BEGIN Passage to read

The epidermis, a cell layer enveloping the fruit, contains iso-diametric ground epidermal cells, which lack prominent chloroplasts. Each epidermal cell contains a rhomboidal crystal of calcium oxalate and is bounded by thickened, pitted cell walls. Stomata are widely spaced. In some varieties, dozens of extra floral nectaries occur on the fruit. In other varieties, these extra floral nectaries are entirely absent. The outer green fruit wall region contains a ring of about 15 vascular bundles. The vascular bundles are unbranched, and each contains a strand of xylem and phloem with a sclerotic bundle sheath. The xylem consists of annular to helical and reticulate elements. Tissue outside the ring of vascular bundles is composed of thin-walled parenchyma cells several times longer than wide. Each ground parenchyma cell in the cortex of the outer fruit wall contains chloroplasts and occasional rhomboidal calcium oxalate crystals. Needle-shaped crystal (raphide) “vessels” are abundant in the outer fruit wall and, when the fruit is cut, these cells release mucilage-containing raphides, which are highly irritating when coming into contact with skin. No attempt has been made to determine the development or structure of these large, complex cells, which are many times the length of ground epidermal cells and contain tightly packed bundles of raphides if undisturbed. Compared with the outer fruit wall region, the wall tissue inside the ring of vascular bundles contains larger cells with somewhat less abundant and smaller chloroplasts, and is much less green in freshly cut beans.

The inferior ovary of the non-pollinated vanilla flower has three weakly developed parietal placentae separated from each other by the smooth inner epidermis of the ovary. Pollination triggers the placenta to begin extensive branching, followed by ovule development. Perhaps more important for the vanilla industry are unusual glandular hair cells that begin to develop quickly in the regions between the placentae. Each hair cell is unbranched and soon reaches a length of about 300 micrometers. Following pollination, large numbers of pollen tubes progress down the ovary moving in three groups, each located in a narrow pocket at one side of each of the three placentae, flanked by the hairs. The hairs become cemented together during their development, and later break down, releasing their contents into the surrounding locule. The developing hair cells have abundant endoplasmic reticulum, ribosomal structures, enlarged plastids containing lipid globules, and other features that are the hallmarks of metabolically active cells.

As the fruit develops, the inter-placental hairs develop thickened walls and a complex cytoplasm. Because of their size, number, and thick walls, the hairs are easily observed in transverse sections of vanilla pod, as three lustrous white bands. Many seeds become appressed into the hairs in the mature fruits. The three panels of hairs extend the full length of the fruit. The cells contain abundant lipids, which are released onto the locule and coat the seeds when the hairs senesce later in ripening. The hairs develop complex cell walls, which cement the hairs together in mature beans. Swamy (1947) suggested that vanillin is produced in these hairy cells. This suggestion has been confirmed by our work (Joel et al. 2003), showing that vanillin and related intermediates in the vanillin biosynthetic pathway accumulate in the inner white tissue of a developing vanilla pod, around the plancental hairs (Figure 6.3). This information may be important for understanding of the curing protocol, as outlined in Sections 6.3 and 6.4.

END Passage to read
BEGIN Record excerpts

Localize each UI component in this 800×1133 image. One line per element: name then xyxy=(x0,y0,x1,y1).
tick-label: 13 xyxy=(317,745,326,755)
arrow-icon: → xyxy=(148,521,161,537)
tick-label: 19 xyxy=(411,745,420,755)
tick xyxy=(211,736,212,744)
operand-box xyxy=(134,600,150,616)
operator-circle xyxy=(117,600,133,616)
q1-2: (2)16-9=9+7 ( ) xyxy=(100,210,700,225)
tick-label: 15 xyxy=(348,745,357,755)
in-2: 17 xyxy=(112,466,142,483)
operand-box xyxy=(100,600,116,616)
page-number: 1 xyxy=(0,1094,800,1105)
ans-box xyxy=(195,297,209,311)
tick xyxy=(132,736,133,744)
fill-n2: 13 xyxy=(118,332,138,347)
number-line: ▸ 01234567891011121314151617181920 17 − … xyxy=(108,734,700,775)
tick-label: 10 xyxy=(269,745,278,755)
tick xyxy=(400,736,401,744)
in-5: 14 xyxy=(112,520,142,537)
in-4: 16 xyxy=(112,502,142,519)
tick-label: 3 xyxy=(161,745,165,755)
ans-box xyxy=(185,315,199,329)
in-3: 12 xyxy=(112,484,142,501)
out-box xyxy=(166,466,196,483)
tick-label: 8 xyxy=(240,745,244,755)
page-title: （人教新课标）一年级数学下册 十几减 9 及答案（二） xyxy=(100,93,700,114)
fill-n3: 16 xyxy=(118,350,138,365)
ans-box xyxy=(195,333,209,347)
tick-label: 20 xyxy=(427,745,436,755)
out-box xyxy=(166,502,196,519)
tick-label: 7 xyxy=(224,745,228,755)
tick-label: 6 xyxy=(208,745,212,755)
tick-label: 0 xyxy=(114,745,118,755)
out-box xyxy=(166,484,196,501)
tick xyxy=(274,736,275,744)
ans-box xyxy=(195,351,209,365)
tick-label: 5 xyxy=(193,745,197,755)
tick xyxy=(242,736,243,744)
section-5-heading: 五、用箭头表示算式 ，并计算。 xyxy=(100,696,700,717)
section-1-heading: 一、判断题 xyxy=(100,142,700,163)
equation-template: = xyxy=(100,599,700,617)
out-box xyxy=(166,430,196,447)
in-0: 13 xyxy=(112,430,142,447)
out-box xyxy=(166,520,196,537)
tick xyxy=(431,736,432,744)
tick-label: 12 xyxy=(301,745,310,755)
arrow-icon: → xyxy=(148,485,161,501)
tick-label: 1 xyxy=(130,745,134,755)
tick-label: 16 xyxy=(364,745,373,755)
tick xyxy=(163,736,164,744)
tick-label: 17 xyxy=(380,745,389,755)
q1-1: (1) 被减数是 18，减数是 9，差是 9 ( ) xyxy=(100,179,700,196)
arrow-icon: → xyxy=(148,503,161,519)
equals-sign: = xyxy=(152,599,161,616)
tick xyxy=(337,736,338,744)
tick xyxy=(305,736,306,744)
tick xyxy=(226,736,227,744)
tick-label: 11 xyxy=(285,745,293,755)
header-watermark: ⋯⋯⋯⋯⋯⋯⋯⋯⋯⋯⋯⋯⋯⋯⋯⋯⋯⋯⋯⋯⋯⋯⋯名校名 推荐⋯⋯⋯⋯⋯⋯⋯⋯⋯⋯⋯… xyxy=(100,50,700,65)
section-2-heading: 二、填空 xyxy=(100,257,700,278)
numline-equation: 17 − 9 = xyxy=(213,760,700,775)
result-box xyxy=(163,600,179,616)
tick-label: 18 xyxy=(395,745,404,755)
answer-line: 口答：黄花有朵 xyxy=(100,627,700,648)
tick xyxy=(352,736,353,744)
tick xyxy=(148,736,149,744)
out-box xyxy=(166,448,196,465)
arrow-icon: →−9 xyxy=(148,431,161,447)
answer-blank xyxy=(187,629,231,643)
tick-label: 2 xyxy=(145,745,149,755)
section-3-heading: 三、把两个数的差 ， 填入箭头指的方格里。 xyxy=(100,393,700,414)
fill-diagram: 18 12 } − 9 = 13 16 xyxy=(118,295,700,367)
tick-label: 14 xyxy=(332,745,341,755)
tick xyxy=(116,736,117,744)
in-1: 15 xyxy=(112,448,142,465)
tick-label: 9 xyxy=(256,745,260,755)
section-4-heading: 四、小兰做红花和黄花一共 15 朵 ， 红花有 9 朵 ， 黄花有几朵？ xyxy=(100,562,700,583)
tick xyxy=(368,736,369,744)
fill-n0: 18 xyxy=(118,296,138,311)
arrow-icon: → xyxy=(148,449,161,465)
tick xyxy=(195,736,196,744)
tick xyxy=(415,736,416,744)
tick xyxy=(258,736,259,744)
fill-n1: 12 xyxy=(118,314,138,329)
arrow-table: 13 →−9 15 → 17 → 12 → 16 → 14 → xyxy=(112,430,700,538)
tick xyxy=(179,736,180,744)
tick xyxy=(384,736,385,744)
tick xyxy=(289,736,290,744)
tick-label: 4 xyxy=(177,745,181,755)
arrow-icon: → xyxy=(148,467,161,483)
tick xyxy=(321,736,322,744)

END Record excerpts

Prompt 1.
In the passage on vanilla fruit anatomy, about how many vascular bundles make up the ring in the outer green fruit wall?
Prompt 2.
Please translate this sentence from the passage on vanilla fruit anatomy into Spanish: "Each hair cell is unbranched and soon reaches a length of about 300 micrometers."
Prompt 3.
List the types of xylem elements named in the passage on vanilla fruit anatomy.
The data have nothing to do with the passage on vanilla fruit anatomy.

Task answer 1.
About 15.

Task answer 2.
Cada célula pilosa no está ramificada y pronto alcanza una longitud de unos 300 micrómetros.

Task answer 3.
Annular, helical, and reticulate elements.